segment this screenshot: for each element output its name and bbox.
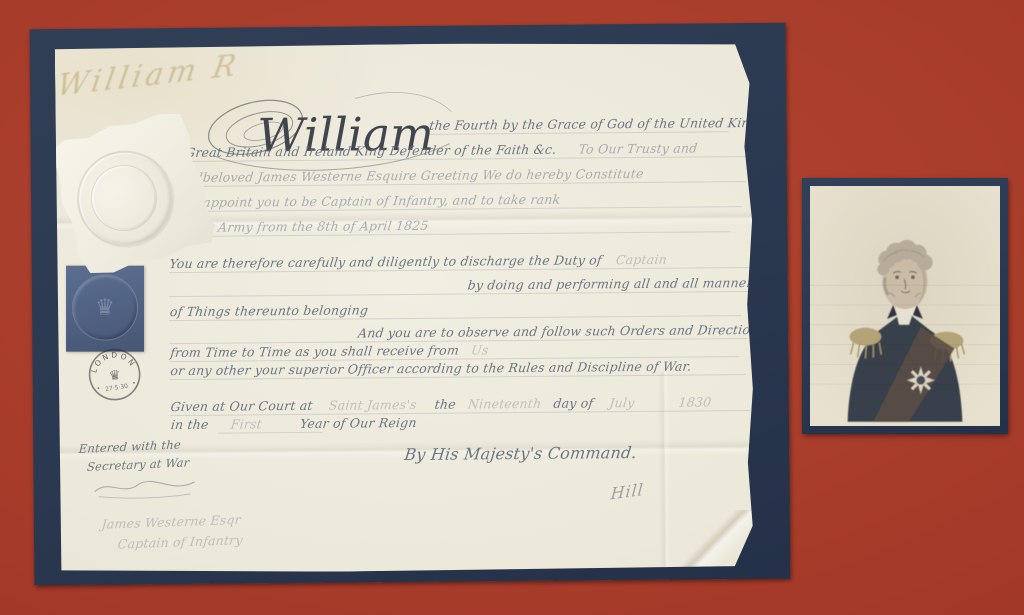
portrait-mount-board <box>802 178 1008 434</box>
line-reign-printed: Year of Our Reign <box>299 415 417 431</box>
countersignature: Hill <box>610 480 645 504</box>
crown-icon: ♛ <box>95 295 115 320</box>
line-given-printed: Given at Our Court at <box>170 398 314 414</box>
line-receive-printed: from Time to Time as you shall receive f… <box>169 343 459 361</box>
line-reign: in the First Year of Our Reign <box>170 415 417 432</box>
war-office-entry-signature <box>88 476 200 501</box>
line-performing: by doing and performing all and all mann… <box>467 275 754 293</box>
paper-corner-fold <box>677 510 756 569</box>
blue-stamp-embossed-circle: ♛ <box>72 275 138 341</box>
embossed-seal-inner-ring <box>83 157 164 238</box>
hand-day: Nineteenth <box>467 396 542 412</box>
line-command: By His Majesty's Command. <box>403 443 638 464</box>
line-receive: from Time to Time as you shall receive f… <box>169 342 489 360</box>
line-inthe: in the <box>170 417 209 432</box>
london-stamp-date: 27·5·30 <box>105 383 129 393</box>
document-mount-board: William R ♛ LONDON ♛ 27·5·30 <box>30 23 791 586</box>
hand-month: July <box>609 395 636 410</box>
hand-us: Us <box>470 342 489 357</box>
ruled-line <box>169 291 749 297</box>
line-the: the <box>434 397 457 412</box>
hand-trusty: To Our Trusty and <box>578 140 699 156</box>
line-dayof: day of <box>553 395 595 410</box>
framed-commission-photo: { "frame": { "mat_color": "#a63a2a", "mo… <box>0 0 1024 615</box>
line-sovereign-title: the Fourth by the Grace of God of the Un… <box>429 115 787 133</box>
hand-reignyear: First <box>230 416 263 431</box>
embossed-seal-circle <box>66 140 184 258</box>
portrait-print-paper <box>810 186 1000 426</box>
ruled-line <box>218 432 323 434</box>
ornate-heading: William <box>205 82 456 176</box>
crown-icon: ♛ <box>108 368 122 385</box>
blue-revenue-stamp-icon: ♛ <box>66 266 144 352</box>
hand-officer-rank: Captain of Infantry <box>117 532 243 551</box>
hand-officer-name: James Westerne Esqr <box>101 512 242 532</box>
line-things: of Things thereunto belonging <box>169 302 369 319</box>
hand-place: Saint James's <box>328 397 417 413</box>
embossed-wafer-seal-icon <box>46 106 221 281</box>
portrait-engraving <box>810 186 1000 426</box>
commission-document-paper: William R ♛ LONDON ♛ 27·5·30 <box>55 41 760 574</box>
london-stamp-icon: LONDON ♛ 27·5·30 <box>84 344 145 405</box>
hand-duty-rank: Captain <box>615 252 668 267</box>
calligraphic-flourish-icon: William <box>205 82 456 176</box>
hand-year: 1830 <box>678 394 712 409</box>
london-date-stamp: LONDON ♛ 27·5·30 <box>84 344 145 405</box>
#####
Format every line of the rows above as a Markdown table with the columns "No." and "Line": number each line in order and put its text beside it. Skip blank lines and leave out the pictures.

- [Completed task]
| No. | Line |
|---|---|
| 1 | segment this screenshot: for each element output its name and bbox. |
| 2 | portrait-mount-board <box>802 178 1008 434</box> |
| 3 | line-reign-printed: Year of Our Reign <box>299 415 417 431</box> |
| 4 | countersignature: Hill <box>610 480 645 504</box> |
| 5 | crown-icon: ♛ <box>95 295 115 320</box> |
| 6 | line-given-printed: Given at Our Court at <box>170 398 314 414</box> |
| 7 | line-receive-printed: from Time to Time as you shall receive f… <box>169 343 459 361</box> |
| 8 | line-reign: in the First Year of Our Reign <box>170 415 417 432</box> |
| 9 | war-office-entry-signature <box>88 476 200 501</box> |
| 10 | line-performing: by doing and performing all and all mann… <box>467 275 754 293</box> |
| 11 | paper-corner-fold <box>677 510 756 569</box> |
| 12 | blue-stamp-embossed-circle: ♛ <box>72 275 138 341</box> |
| 13 | embossed-seal-inner-ring <box>83 157 164 238</box> |
| 14 | hand-day: Nineteenth <box>467 396 542 412</box> |
| 15 | line-command: By His Majesty's Command. <box>403 443 638 464</box> |
| 16 | line-receive: from Time to Time as you shall receive f… <box>169 342 489 360</box> |
| 17 | line-inthe: in the <box>170 417 209 432</box> |
| 18 | london-stamp-date: 27·5·30 <box>105 383 129 393</box> |
| 19 | document-mount-board: William R ♛ LONDON ♛ 27·5·30 <box>30 23 791 586</box> |
| 20 | hand-month: July <box>609 395 636 410</box> |
| 21 | hand-us: Us <box>470 342 489 357</box> |
| 22 | ruled-line <box>169 291 749 297</box> |
| 23 | line-the: the <box>434 397 457 412</box> |
| 24 | hand-trusty: To Our Trusty and <box>578 140 699 156</box> |
| 25 | line-dayof: day of <box>553 395 595 410</box> |
| 26 | framed-commission-photo: { "frame": { "mat_color": "#a63a2a", "mo… <box>0 0 1024 615</box> |
| 27 | line-sovereign-title: the Fourth by the Grace of God of the Un… <box>429 115 787 133</box> |
| 28 | hand-reignyear: First <box>230 416 263 431</box> |
| 29 | embossed-seal-circle <box>66 140 184 258</box> |
| 30 | portrait-print-paper <box>810 186 1000 426</box> |
| 31 | ruled-line <box>218 432 323 434</box> |
| 32 | ornate-heading: William <box>205 82 456 176</box> |
| 33 | crown-icon: ♛ <box>108 368 122 385</box> |
| 34 | blue-revenue-stamp-icon: ♛ <box>66 266 144 352</box> |
| 35 | hand-officer-rank: Captain of Infantry <box>117 532 243 551</box> |
| 36 | hand-officer-name: James Westerne Esqr <box>101 512 242 532</box> |
| 37 | line-things: of Things thereunto belonging <box>169 302 369 319</box> |
| 38 | hand-place: Saint James's <box>328 397 417 413</box> |
| 39 | embossed-wafer-seal-icon <box>46 106 221 281</box> |
| 40 | portrait-engraving <box>810 186 1000 426</box> |
| 41 | commission-document-paper: William R ♛ LONDON ♛ 27·5·30 <box>55 41 760 574</box> |
| 42 | london-stamp-icon: LONDON ♛ 27·5·30 <box>84 344 145 405</box> |
| 43 | hand-duty-rank: Captain <box>615 252 668 267</box> |
| 44 | calligraphic-flourish-icon: William <box>205 82 456 176</box> |
| 45 | hand-year: 1830 <box>678 394 712 409</box> |
| 46 | london-date-stamp: LONDON ♛ 27·5·30 <box>84 344 145 405</box> |